## Task brief
Search the data for the string "ରମଣର" and gather each line it is in.

----- Record list -----

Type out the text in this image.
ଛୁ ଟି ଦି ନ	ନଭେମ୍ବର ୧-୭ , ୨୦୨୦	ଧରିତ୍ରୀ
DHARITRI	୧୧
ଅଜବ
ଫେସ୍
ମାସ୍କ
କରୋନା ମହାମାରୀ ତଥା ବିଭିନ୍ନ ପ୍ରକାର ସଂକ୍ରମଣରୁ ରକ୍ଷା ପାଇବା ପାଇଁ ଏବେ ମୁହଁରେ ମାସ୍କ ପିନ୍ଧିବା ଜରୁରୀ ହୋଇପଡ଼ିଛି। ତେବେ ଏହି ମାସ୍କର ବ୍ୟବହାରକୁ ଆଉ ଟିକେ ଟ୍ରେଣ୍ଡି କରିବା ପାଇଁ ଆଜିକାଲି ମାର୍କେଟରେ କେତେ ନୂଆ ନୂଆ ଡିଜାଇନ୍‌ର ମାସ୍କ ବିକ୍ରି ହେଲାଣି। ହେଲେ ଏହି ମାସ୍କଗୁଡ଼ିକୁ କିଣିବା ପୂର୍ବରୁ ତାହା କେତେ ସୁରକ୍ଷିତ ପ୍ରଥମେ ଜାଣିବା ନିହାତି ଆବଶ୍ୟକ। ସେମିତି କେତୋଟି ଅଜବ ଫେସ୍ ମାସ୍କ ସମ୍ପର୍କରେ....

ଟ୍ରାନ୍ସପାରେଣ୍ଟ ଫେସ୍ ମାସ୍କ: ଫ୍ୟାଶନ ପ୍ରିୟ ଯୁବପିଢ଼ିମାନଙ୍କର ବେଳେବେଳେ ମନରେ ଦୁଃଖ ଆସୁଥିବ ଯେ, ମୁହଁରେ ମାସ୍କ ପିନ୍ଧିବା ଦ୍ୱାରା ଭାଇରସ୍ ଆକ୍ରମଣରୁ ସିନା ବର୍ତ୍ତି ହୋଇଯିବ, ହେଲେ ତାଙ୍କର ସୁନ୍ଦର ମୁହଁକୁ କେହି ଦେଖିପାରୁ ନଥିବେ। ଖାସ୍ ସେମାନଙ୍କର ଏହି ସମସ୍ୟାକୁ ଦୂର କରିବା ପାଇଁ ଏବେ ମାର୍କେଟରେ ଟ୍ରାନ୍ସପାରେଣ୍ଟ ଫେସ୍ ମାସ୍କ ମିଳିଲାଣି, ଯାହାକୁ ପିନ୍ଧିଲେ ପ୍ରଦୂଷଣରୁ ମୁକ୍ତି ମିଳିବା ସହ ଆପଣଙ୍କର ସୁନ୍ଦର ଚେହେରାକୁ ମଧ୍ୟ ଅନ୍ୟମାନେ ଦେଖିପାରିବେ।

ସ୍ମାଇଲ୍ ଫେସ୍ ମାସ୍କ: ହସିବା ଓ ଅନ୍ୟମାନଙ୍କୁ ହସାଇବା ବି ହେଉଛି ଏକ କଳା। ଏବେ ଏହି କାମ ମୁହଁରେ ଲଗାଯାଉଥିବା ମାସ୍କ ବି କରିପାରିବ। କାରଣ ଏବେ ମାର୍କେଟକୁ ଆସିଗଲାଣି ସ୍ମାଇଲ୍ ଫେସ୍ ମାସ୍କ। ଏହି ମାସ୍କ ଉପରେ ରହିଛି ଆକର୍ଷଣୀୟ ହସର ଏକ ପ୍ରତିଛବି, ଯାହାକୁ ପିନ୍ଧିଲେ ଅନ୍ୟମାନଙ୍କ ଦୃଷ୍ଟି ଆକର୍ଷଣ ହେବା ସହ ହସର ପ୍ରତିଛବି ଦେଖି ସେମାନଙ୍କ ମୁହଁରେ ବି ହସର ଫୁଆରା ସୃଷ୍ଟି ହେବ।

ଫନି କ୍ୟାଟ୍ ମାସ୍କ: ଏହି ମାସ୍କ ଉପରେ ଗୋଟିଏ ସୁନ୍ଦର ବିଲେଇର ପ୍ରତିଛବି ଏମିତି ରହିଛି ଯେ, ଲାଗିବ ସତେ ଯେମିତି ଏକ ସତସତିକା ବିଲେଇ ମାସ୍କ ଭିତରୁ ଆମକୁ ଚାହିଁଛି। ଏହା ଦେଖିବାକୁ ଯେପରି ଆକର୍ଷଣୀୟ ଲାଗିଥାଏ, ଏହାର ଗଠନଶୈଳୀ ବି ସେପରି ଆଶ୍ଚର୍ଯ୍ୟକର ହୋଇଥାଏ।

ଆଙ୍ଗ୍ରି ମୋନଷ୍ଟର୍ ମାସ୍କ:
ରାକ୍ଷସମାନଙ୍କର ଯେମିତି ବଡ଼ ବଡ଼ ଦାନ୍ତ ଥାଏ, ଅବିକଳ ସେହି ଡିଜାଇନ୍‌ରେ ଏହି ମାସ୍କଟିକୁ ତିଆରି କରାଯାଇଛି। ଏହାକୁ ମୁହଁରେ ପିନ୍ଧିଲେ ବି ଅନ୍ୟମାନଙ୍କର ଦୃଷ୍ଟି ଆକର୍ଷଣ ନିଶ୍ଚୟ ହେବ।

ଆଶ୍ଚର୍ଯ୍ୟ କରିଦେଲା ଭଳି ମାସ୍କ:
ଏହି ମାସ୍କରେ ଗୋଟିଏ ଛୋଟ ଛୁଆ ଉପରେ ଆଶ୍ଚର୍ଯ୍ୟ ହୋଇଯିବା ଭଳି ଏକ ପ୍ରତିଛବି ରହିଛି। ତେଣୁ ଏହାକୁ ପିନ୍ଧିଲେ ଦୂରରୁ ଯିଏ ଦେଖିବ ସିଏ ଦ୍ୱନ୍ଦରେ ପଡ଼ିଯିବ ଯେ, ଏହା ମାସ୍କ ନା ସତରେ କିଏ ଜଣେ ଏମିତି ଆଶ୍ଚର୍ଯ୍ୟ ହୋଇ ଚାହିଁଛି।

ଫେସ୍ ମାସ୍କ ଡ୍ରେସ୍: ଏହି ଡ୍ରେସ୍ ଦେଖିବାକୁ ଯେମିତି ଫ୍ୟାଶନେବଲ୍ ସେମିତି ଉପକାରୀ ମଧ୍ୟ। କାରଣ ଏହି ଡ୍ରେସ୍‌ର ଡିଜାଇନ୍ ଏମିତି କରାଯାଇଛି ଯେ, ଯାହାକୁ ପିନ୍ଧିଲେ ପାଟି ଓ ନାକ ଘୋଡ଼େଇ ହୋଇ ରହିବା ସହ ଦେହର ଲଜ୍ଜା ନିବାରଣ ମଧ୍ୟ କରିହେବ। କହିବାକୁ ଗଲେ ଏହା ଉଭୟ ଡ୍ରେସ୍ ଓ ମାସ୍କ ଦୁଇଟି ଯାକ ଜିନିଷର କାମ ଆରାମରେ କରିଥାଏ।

-----

## Solution to the exercise
କରୋନା ମହାମାରୀ ତଥା ବିଭିନ୍ନ ପ୍ରକାର ସଂକ୍ରମଣରୁ ରକ୍ଷା ପାଇବା ପାଇଁ ଏବେ ମୁହଁରେ ମାସ୍କ ପିନ୍ଧିବା ଜରୁରୀ ହୋଇପଡ଼ିଛି। ତେବେ ଏହି ମାସ୍କର ବ୍ୟବହାରକୁ ଆଉ ଟିକେ ଟ୍ରେଣ୍ଡି କରିବା ପାଇଁ ଆଜିକାଲି ମାର୍କେଟରେ କେତେ ନୂଆ ନୂଆ ଡିଜାଇନ୍‌ର ମାସ୍କ ବିକ୍ରି ହେଲାଣି। ହେଲେ ଏହି ମାସ୍କଗୁଡ଼ିକୁ କିଣିବା ପୂର୍ବରୁ ତାହା କେତେ ସୁରକ୍ଷିତ ପ୍ରଥମେ ଜାଣିବା ନିହାତି ଆବଶ୍ୟକ। ସେମିତି କେତୋଟି ଅଜବ ଫେସ୍ ମାସ୍କ ସମ୍ପର୍କରେ....
ଟ୍ରାନ୍ସପାରେଣ୍ଟ ଫେସ୍ ମାସ୍କ: ଫ୍ୟାଶନ ପ୍ରିୟ ଯୁବପିଢ଼ିମାନଙ୍କର ବେଳେବେଳେ ମନରେ ଦୁଃଖ ଆସୁଥିବ ଯେ, ମୁହଁରେ ମାସ୍କ ପିନ୍ଧିବା ଦ୍ୱାରା ଭାଇରସ୍ ଆକ୍ରମଣରୁ ସିନା ବର୍ତ୍ତି ହୋଇଯିବ, ହେଲେ ତାଙ୍କର ସୁନ୍ଦର ମୁହଁକୁ କେହି ଦେଖିପାରୁ ନଥିବେ। ଖାସ୍ ସେମାନଙ୍କର ଏହି ସମସ୍ୟାକୁ ଦୂର କରିବା ପାଇଁ ଏବେ ମାର୍କେଟରେ ଟ୍ରାନ୍ସପାରେଣ୍ଟ ଫେସ୍ ମାସ୍କ ମିଳିଲାଣି, ଯାହାକୁ ପିନ୍ଧିଲେ ପ୍ରଦୂଷଣରୁ ମୁକ୍ତି ମିଳିବା ସହ ଆପଣଙ୍କର ସୁନ୍ଦର ଚେହେରାକୁ ମଧ୍ୟ ଅନ୍ୟମାନେ ଦେଖିପାରିବେ।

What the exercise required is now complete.